• Exercise passage

※

There were quite a few questions about saving datetime & timezones info in DB but more on the overall level. Here I'd like to address a specific case.
System specs
- We have an Orders system database
- It is a multi-tenant system where tenants can use arbitrary timezone (it is arbitrary but single timezone per tenant, saved in Tenants table once and never changes)
Business rule needed to be covered in DB
- When tenant places an Order into the system, order number gets computed based on their local datetime (its not literally a number but some kind of an identifier like
ORDR-13432-Year-Month-Day
). Precise calculation is not important for the moment, it's just important that it's dependant on tenants local datetime - We also do want to be able to select all Orders, on the system level, placed between some UTC datetimes regardless of the tenant (for general system statistics/reporting)
Our initial idea
- Our initial idea was to save UTC datetime across whole DB and, of course, keep tenants timezone offset relative to UTC and have application that consumes DB always convert datetimes to UTC so that DB itself always operate with UTC.

※

• Raw data
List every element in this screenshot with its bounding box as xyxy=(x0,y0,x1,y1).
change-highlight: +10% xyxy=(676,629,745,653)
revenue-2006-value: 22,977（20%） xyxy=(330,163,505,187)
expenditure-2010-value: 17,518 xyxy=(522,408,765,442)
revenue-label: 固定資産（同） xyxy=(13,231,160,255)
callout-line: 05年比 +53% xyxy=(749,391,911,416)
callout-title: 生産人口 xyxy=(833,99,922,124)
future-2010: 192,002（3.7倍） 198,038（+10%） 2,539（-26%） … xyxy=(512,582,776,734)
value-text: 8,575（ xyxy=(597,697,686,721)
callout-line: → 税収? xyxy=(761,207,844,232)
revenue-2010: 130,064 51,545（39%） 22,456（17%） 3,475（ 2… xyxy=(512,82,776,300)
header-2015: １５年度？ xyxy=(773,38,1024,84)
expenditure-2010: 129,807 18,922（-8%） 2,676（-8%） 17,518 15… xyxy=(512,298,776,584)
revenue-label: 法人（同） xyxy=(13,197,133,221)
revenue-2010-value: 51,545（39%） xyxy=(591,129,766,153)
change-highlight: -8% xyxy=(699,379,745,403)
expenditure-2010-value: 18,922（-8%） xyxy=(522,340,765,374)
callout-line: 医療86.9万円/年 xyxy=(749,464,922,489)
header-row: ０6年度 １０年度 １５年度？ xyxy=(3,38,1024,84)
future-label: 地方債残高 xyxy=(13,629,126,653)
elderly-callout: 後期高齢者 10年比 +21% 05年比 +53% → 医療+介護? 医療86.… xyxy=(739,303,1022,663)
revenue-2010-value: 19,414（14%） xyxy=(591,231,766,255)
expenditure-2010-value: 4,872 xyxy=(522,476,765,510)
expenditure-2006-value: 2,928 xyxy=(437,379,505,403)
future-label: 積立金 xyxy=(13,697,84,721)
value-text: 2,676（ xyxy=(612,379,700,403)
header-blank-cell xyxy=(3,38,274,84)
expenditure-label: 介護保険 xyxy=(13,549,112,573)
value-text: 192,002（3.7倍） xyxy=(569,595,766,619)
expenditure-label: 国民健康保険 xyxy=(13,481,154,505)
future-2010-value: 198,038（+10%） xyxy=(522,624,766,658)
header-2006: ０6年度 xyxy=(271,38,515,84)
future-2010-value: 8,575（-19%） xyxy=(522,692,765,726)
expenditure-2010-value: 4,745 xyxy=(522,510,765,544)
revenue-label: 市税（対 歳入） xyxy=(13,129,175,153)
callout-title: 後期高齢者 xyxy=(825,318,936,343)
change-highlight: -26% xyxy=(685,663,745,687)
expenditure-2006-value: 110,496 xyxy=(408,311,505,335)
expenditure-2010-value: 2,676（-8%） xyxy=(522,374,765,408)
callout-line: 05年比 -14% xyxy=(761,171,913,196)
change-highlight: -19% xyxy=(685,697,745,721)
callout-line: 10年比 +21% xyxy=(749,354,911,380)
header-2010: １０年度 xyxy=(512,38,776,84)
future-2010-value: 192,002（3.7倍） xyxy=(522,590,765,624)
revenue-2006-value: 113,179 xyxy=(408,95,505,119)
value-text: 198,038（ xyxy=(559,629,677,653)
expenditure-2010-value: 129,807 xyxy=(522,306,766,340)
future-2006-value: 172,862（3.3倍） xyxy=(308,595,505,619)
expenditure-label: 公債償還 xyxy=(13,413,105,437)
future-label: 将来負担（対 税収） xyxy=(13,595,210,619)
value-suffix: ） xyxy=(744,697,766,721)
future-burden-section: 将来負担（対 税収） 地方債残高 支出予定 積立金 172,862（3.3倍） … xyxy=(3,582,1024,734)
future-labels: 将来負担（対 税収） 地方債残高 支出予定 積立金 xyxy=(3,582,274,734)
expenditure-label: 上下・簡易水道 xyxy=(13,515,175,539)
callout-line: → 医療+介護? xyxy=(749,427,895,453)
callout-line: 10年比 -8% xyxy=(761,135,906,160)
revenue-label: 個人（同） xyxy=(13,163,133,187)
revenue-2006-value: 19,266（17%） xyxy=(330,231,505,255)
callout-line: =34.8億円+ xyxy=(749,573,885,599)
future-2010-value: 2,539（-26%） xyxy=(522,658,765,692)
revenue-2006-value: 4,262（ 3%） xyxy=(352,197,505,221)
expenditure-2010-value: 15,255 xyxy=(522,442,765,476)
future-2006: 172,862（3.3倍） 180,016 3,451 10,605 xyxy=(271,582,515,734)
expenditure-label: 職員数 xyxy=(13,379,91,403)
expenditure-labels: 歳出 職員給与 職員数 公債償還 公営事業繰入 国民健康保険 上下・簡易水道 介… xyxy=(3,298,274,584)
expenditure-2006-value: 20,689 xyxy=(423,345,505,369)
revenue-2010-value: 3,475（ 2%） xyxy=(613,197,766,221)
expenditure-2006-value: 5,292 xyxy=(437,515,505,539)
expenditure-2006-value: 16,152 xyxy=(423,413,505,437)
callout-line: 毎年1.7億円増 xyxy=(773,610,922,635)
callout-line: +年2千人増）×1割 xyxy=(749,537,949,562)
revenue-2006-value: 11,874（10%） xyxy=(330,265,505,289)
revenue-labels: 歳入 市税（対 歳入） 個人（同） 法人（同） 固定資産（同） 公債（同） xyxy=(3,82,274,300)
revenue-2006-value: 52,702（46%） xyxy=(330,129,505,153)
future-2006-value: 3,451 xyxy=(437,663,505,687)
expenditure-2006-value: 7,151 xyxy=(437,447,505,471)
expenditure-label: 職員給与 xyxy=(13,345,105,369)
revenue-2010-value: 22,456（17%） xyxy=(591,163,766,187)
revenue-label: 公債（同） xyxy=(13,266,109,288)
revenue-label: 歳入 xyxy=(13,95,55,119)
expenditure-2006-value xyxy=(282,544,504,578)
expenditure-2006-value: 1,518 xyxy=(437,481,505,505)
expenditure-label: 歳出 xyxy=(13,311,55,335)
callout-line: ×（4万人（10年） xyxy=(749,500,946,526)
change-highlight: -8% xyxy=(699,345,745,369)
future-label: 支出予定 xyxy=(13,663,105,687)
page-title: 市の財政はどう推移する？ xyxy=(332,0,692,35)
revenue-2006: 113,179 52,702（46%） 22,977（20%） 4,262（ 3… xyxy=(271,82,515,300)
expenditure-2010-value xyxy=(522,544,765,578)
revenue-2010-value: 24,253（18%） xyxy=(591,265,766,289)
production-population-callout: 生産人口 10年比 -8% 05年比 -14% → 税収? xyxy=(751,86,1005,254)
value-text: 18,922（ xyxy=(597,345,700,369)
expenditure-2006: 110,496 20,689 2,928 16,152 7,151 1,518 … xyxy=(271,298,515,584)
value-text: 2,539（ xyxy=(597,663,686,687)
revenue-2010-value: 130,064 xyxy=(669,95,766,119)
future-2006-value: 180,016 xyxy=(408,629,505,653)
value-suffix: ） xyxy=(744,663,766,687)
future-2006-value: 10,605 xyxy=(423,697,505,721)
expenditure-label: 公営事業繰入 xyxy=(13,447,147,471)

※

• About this task
Duplicate the post above on storing order datetimes for tenants, taking everything from "There were quite" down to "and never changes)".

• Output below
There were quite a few questions about saving datetime & timezones info in DB but more on the overall level. Here I'd like to address a specific case.
System specs
- We have an Orders system database
- It is a multi-tenant system where tenants can use arbitrary timezone (it is arbitrary but single timezone per tenant, saved in Tenants table once and never changes)